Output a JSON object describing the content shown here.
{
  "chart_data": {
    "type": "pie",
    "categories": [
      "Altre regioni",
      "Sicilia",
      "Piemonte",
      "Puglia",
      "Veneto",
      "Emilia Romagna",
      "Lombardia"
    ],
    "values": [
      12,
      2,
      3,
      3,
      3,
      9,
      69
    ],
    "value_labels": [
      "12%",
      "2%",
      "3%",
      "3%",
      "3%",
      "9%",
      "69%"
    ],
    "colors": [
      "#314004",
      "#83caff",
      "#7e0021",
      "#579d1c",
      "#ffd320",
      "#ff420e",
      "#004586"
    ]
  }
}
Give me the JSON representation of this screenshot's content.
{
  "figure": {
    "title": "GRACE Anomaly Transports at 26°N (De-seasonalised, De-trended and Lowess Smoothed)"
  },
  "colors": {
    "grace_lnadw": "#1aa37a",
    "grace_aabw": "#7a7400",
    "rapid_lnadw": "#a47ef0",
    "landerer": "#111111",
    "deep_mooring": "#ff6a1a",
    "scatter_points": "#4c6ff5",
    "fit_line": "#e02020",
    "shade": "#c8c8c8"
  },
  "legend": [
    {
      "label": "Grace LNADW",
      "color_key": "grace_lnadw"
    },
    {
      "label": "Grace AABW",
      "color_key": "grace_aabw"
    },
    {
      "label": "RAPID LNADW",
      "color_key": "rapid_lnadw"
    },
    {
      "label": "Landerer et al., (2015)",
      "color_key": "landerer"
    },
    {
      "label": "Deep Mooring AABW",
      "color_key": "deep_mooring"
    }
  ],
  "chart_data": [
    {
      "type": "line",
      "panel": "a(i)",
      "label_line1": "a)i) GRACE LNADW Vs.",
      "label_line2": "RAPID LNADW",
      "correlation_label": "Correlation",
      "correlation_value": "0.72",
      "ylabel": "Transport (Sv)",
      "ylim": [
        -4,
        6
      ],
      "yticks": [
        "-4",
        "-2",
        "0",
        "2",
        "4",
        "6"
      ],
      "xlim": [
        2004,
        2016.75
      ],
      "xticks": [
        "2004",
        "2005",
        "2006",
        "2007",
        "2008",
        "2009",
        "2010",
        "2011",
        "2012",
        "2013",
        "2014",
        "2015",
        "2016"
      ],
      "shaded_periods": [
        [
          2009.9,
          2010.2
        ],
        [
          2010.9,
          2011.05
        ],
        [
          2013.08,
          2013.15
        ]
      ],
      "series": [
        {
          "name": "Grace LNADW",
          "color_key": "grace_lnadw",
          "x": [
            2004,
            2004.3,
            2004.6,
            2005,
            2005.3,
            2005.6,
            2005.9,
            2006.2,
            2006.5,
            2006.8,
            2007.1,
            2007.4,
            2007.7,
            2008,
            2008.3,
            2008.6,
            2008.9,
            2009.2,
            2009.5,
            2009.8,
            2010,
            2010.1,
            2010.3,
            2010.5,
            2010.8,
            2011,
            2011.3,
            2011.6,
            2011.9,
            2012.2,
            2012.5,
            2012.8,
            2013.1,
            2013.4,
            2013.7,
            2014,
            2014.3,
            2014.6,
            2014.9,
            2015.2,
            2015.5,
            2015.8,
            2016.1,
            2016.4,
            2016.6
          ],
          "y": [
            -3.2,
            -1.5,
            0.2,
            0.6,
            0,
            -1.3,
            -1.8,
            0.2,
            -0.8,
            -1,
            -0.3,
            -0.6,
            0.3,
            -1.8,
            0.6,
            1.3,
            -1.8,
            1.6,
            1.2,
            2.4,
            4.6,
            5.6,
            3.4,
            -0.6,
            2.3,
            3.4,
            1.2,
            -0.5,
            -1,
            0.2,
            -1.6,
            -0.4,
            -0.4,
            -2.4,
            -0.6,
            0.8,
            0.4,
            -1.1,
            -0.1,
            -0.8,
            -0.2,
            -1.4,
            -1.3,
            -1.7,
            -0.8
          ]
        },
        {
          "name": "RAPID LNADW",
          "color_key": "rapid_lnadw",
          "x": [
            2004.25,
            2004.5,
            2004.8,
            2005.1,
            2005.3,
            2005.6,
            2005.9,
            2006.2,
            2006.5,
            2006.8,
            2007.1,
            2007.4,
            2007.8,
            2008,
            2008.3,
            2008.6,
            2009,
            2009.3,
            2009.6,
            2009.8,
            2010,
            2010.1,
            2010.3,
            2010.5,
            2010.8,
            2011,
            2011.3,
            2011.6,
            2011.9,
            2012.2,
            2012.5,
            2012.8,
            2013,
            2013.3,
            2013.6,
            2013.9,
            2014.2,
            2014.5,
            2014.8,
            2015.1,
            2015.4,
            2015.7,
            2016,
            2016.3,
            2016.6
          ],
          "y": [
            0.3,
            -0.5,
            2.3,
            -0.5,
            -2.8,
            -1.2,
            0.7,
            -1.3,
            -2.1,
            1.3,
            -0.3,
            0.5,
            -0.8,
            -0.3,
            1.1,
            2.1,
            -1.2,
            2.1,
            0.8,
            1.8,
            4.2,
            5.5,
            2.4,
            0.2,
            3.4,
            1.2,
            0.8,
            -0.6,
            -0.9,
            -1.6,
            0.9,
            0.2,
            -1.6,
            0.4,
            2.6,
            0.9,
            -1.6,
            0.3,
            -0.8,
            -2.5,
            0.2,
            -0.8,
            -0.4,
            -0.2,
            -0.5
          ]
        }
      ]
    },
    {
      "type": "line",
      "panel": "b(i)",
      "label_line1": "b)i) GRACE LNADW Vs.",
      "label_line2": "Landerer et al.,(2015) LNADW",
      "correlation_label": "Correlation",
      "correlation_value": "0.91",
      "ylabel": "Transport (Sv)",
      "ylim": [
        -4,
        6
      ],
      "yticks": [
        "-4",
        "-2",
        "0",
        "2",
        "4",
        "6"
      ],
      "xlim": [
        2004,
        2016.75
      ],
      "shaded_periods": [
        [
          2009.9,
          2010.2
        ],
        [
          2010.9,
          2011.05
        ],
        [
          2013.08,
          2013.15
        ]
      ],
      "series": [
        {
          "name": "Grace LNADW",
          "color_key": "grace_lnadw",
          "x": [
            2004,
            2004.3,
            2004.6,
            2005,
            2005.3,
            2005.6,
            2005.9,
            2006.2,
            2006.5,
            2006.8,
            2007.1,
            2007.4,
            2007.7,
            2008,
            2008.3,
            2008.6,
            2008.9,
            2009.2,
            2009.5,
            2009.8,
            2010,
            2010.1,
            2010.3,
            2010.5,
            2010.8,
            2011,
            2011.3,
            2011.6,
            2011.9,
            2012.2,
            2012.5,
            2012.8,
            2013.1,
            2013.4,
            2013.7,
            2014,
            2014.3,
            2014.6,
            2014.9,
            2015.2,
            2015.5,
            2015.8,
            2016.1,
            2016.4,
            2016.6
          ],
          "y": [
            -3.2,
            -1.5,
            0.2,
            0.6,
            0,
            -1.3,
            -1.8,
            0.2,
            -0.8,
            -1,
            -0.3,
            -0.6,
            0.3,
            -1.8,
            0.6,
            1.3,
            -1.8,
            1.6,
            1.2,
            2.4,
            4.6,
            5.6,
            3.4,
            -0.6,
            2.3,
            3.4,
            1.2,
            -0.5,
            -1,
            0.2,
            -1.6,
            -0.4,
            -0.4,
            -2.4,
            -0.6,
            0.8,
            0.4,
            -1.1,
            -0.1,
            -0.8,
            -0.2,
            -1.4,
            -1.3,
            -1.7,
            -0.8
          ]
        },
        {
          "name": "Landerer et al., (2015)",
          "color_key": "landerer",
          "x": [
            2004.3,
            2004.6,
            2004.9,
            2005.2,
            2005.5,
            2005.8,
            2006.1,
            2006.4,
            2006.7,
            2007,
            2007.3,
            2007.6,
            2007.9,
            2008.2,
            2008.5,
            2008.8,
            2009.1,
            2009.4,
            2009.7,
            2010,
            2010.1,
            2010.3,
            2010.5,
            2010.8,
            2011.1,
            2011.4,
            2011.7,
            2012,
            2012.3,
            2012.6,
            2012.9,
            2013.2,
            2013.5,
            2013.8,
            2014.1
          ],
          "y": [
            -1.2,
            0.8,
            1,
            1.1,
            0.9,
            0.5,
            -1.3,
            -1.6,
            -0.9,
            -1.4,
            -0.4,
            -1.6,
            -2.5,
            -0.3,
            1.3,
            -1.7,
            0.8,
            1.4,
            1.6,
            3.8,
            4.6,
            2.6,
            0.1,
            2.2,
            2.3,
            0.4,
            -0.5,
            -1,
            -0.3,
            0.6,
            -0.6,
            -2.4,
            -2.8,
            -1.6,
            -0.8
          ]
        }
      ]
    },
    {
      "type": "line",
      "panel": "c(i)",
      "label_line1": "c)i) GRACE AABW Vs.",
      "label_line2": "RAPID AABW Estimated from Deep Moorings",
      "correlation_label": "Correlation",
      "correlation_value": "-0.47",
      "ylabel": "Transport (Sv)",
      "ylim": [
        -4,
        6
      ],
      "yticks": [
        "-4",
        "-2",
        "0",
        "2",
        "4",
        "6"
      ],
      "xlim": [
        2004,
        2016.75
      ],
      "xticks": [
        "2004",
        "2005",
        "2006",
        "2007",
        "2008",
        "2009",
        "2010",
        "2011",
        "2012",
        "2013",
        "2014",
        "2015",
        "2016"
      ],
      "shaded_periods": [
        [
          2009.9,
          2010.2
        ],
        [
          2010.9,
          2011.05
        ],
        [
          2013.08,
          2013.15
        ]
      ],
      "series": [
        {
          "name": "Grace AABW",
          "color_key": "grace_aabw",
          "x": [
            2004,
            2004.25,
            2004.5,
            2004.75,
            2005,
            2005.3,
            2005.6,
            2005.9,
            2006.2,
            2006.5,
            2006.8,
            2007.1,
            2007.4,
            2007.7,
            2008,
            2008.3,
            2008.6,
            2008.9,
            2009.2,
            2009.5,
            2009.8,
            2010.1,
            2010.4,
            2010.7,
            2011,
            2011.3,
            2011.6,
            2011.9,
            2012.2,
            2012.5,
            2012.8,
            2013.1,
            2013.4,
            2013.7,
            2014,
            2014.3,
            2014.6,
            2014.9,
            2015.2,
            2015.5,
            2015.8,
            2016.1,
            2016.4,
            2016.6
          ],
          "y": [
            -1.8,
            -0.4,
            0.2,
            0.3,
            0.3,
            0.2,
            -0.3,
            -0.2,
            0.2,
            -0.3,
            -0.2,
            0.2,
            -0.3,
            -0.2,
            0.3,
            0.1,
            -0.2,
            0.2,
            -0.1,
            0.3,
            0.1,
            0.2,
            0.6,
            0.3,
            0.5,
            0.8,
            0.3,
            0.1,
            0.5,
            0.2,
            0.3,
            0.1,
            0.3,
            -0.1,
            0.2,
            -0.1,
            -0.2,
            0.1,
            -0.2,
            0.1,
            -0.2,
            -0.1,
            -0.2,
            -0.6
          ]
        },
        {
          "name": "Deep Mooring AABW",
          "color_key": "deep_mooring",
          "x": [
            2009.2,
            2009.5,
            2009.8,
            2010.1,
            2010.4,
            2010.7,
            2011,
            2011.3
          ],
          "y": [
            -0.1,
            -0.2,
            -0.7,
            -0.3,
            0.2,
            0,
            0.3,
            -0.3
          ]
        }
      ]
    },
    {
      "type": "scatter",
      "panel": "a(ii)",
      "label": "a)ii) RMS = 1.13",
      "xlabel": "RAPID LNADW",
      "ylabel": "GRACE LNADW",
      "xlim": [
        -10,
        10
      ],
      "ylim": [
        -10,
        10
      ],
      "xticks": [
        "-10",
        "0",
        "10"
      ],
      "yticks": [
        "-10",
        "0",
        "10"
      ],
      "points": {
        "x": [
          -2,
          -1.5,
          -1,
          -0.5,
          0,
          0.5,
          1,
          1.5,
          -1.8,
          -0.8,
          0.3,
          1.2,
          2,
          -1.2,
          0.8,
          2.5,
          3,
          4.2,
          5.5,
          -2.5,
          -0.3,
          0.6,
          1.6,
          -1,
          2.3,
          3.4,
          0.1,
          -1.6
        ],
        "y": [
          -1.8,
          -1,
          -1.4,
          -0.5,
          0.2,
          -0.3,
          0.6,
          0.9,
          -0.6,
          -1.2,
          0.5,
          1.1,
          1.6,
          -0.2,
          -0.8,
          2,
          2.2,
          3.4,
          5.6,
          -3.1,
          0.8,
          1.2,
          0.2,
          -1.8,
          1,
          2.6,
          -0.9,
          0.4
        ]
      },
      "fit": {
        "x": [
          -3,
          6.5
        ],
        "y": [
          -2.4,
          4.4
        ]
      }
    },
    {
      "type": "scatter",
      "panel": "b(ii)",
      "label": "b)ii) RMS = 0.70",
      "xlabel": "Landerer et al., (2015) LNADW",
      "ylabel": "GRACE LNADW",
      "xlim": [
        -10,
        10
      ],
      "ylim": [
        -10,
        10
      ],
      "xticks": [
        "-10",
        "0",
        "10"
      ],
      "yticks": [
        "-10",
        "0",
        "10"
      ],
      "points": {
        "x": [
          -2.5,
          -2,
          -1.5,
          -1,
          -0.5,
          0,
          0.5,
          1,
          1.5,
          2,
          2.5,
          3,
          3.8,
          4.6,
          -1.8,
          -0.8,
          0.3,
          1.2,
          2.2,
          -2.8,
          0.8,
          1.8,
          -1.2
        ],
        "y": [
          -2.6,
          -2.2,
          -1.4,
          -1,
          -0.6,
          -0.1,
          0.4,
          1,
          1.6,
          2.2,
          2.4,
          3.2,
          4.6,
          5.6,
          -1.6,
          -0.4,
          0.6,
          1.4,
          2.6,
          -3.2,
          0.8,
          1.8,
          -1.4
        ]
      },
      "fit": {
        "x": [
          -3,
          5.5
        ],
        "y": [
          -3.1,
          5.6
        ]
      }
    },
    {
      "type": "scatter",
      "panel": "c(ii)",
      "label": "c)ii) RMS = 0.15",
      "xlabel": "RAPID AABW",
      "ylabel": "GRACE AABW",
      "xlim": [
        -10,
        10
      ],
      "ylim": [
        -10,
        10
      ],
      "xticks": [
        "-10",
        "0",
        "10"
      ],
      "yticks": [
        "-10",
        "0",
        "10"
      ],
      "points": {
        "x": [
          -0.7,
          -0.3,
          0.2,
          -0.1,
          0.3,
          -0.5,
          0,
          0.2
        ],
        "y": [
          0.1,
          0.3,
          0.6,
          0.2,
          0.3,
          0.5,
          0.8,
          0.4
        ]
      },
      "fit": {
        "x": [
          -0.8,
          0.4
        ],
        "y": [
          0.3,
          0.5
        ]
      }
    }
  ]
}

--- THE REQUEST ---
From the entries above, extract every line where the word "xlabel" appears.

--- ANSWER FOR THE TASK ---
      "xlabel": "RAPID LNADW",
      "xlabel": "Landerer et al., (2015) LNADW",
      "xlabel": "RAPID AABW",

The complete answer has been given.